**Work to do**
All of the data below must be repeated exactly.

**Input material**
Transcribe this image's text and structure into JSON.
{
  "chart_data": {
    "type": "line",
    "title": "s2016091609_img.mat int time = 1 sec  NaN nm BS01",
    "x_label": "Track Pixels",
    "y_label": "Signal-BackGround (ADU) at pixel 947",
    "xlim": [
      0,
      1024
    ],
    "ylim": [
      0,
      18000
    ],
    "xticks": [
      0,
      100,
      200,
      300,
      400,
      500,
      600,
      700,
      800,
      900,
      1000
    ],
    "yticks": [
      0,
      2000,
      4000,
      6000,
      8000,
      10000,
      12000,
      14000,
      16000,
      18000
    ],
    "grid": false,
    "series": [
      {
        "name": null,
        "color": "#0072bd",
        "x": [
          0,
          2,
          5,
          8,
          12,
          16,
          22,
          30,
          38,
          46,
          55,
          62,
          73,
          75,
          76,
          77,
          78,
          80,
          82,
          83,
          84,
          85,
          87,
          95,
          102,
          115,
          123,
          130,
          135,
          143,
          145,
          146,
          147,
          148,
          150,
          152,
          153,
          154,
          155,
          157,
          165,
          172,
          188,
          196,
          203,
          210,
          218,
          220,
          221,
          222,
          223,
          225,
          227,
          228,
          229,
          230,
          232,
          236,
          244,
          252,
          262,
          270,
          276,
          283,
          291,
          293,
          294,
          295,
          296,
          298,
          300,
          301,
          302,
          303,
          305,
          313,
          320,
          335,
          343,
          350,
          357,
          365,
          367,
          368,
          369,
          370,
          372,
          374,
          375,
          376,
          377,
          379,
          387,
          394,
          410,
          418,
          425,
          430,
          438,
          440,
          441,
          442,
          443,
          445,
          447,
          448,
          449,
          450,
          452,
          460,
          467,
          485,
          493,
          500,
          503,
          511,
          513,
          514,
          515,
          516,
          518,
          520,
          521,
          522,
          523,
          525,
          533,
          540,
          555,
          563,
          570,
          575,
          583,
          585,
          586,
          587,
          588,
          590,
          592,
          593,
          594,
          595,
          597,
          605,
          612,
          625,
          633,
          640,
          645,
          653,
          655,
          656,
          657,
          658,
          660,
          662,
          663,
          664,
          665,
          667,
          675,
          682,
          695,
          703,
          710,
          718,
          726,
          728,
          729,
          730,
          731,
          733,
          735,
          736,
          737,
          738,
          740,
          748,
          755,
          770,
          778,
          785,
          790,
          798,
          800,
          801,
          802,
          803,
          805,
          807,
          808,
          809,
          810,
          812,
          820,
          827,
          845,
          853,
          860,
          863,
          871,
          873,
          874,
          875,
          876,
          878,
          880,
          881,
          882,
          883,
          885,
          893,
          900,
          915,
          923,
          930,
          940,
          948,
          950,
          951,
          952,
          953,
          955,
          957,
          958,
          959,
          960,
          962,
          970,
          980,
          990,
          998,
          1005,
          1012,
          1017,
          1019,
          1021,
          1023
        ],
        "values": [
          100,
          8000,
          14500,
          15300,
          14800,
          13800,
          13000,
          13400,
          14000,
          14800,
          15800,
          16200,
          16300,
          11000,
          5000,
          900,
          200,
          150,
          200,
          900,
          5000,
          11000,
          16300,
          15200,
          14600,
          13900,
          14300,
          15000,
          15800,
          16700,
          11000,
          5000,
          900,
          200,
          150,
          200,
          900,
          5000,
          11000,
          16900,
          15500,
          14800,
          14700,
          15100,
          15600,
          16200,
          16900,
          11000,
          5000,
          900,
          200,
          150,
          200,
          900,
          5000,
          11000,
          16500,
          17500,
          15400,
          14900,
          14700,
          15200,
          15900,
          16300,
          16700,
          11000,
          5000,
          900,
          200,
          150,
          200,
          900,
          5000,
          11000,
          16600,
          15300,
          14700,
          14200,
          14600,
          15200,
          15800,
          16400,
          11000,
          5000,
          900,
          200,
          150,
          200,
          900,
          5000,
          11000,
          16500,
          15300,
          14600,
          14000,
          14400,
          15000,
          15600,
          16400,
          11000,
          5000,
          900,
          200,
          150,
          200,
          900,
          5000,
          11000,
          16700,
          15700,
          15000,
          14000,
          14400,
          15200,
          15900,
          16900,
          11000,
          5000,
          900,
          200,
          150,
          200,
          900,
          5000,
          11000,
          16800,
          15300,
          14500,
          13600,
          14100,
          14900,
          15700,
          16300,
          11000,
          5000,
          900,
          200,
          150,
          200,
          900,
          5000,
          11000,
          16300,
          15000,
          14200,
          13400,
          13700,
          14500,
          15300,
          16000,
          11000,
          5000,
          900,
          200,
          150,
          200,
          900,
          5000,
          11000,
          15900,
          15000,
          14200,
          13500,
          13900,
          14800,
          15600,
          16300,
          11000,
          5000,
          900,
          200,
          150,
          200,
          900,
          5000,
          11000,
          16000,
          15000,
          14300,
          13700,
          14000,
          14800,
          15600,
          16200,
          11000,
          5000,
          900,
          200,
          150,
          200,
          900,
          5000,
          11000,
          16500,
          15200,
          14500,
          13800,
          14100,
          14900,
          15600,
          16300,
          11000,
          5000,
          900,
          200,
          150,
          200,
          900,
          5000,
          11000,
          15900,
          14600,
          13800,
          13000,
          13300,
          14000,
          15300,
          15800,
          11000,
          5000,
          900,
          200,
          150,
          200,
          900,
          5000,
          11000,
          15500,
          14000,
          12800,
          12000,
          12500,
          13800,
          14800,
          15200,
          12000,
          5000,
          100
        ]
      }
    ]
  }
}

**Exercise output**
Transcribe this image's text and structure into JSON.
{
  "chart_data": {
    "type": "line",
    "title": "s2016091609_img.mat int time = 1 sec  NaN nm BS01",
    "x_label": "Track Pixels",
    "y_label": "Signal-BackGround (ADU) at pixel 947",
    "xlim": [
      0,
      1024
    ],
    "ylim": [
      0,
      18000
    ],
    "xticks": [
      0,
      100,
      200,
      300,
      400,
      500,
      600,
      700,
      800,
      900,
      1000
    ],
    "yticks": [
      0,
      2000,
      4000,
      6000,
      8000,
      10000,
      12000,
      14000,
      16000,
      18000
    ],
    "grid": false,
    "series": [
      {
        "name": null,
        "color": "#0072bd",
        "x": [
          0,
          2,
          5,
          8,
          12,
          16,
          22,
          30,
          38,
          46,
          55,
          62,
          73,
          75,
          76,
          77,
          78,
          80,
          82,
          83,
          84,
          85,
          87,
          95,
          102,
          115,
          123,
          130,
          135,
          143,
          145,
          146,
          147,
          148,
          150,
          152,
          153,
          154,
          155,
          157,
          165,
          172,
          188,
          196,
          203,
          210,
          218,
          220,
          221,
          222,
          223,
          225,
          227,
          228,
          229,
          230,
          232,
          236,
          244,
          252,
          262,
          270,
          276,
          283,
          291,
          293,
          294,
          295,
          296,
          298,
          300,
          301,
          302,
          303,
          305,
          313,
          320,
          335,
          343,
          350,
          357,
          365,
          367,
          368,
          369,
          370,
          372,
          374,
          375,
          376,
          377,
          379,
          387,
          394,
          410,
          418,
          425,
          430,
          438,
          440,
          441,
          442,
          443,
          445,
          447,
          448,
          449,
          450,
          452,
          460,
          467,
          485,
          493,
          500,
          503,
          511,
          513,
          514,
          515,
          516,
          518,
          520,
          521,
          522,
          523,
          525,
          533,
          540,
          555,
          563,
          570,
          575,
          583,
          585,
          586,
          587,
          588,
          590,
          592,
          593,
          594,
          595,
          597,
          605,
          612,
          625,
          633,
          640,
          645,
          653,
          655,
          656,
          657,
          658,
          660,
          662,
          663,
          664,
          665,
          667,
          675,
          682,
          695,
          703,
          710,
          718,
          726,
          728,
          729,
          730,
          731,
          733,
          735,
          736,
          737,
          738,
          740,
          748,
          755,
          770,
          778,
          785,
          790,
          798,
          800,
          801,
          802,
          803,
          805,
          807,
          808,
          809,
          810,
          812,
          820,
          827,
          845,
          853,
          860,
          863,
          871,
          873,
          874,
          875,
          876,
          878,
          880,
          881,
          882,
          883,
          885,
          893,
          900,
          915,
          923,
          930,
          940,
          948,
          950,
          951,
          952,
          953,
          955,
          957,
          958,
          959,
          960,
          962,
          970,
          980,
          990,
          998,
          1005,
          1012,
          1017,
          1019,
          1021,
          1023
        ],
        "values": [
          100,
          8000,
          14500,
          15300,
          14800,
          13800,
          13000,
          13400,
          14000,
          14800,
          15800,
          16200,
          16300,
          11000,
          5000,
          900,
          200,
          150,
          200,
          900,
          5000,
          11000,
          16300,
          15200,
          14600,
          13900,
          14300,
          15000,
          15800,
          16700,
          11000,
          5000,
          900,
          200,
          150,
          200,
          900,
          5000,
          11000,
          16900,
          15500,
          14800,
          14700,
          15100,
          15600,
          16200,
          16900,
          11000,
          5000,
          900,
          200,
          150,
          200,
          900,
          5000,
          11000,
          16500,
          17500,
          15400,
          14900,
          14700,
          15200,
          15900,
          16300,
          16700,
          11000,
          5000,
          900,
          200,
          150,
          200,
          900,
          5000,
          11000,
          16600,
          15300,
          14700,
          14200,
          14600,
          15200,
          15800,
          16400,
          11000,
          5000,
          900,
          200,
          150,
          200,
          900,
          5000,
          11000,
          16500,
          15300,
          14600,
          14000,
          14400,
          15000,
          15600,
          16400,
          11000,
          5000,
          900,
          200,
          150,
          200,
          900,
          5000,
          11000,
          16700,
          15700,
          15000,
          14000,
          14400,
          15200,
          15900,
          16900,
          11000,
          5000,
          900,
          200,
          150,
          200,
          900,
          5000,
          11000,
          16800,
          15300,
          14500,
          13600,
          14100,
          14900,
          15700,
          16300,
          11000,
          5000,
          900,
          200,
          150,
          200,
          900,
          5000,
          11000,
          16300,
          15000,
          14200,
          13400,
          13700,
          14500,
          15300,
          16000,
          11000,
          5000,
          900,
          200,
          150,
          200,
          900,
          5000,
          11000,
          15900,
          15000,
          14200,
          13500,
          13900,
          14800,
          15600,
          16300,
          11000,
          5000,
          900,
          200,
          150,
          200,
          900,
          5000,
          11000,
          16000,
          15000,
          14300,
          13700,
          14000,
          14800,
          15600,
          16200,
          11000,
          5000,
          900,
          200,
          150,
          200,
          900,
          5000,
          11000,
          16500,
          15200,
          14500,
          13800,
          14100,
          14900,
          15600,
          16300,
          11000,
          5000,
          900,
          200,
          150,
          200,
          900,
          5000,
          11000,
          15900,
          14600,
          13800,
          13000,
          13300,
          14000,
          15300,
          15800,
          11000,
          5000,
          900,
          200,
          150,
          200,
          900,
          5000,
          11000,
          15500,
          14000,
          12800,
          12000,
          12500,
          13800,
          14800,
          15200,
          12000,
          5000,
          100
        ]
      }
    ]
  }
}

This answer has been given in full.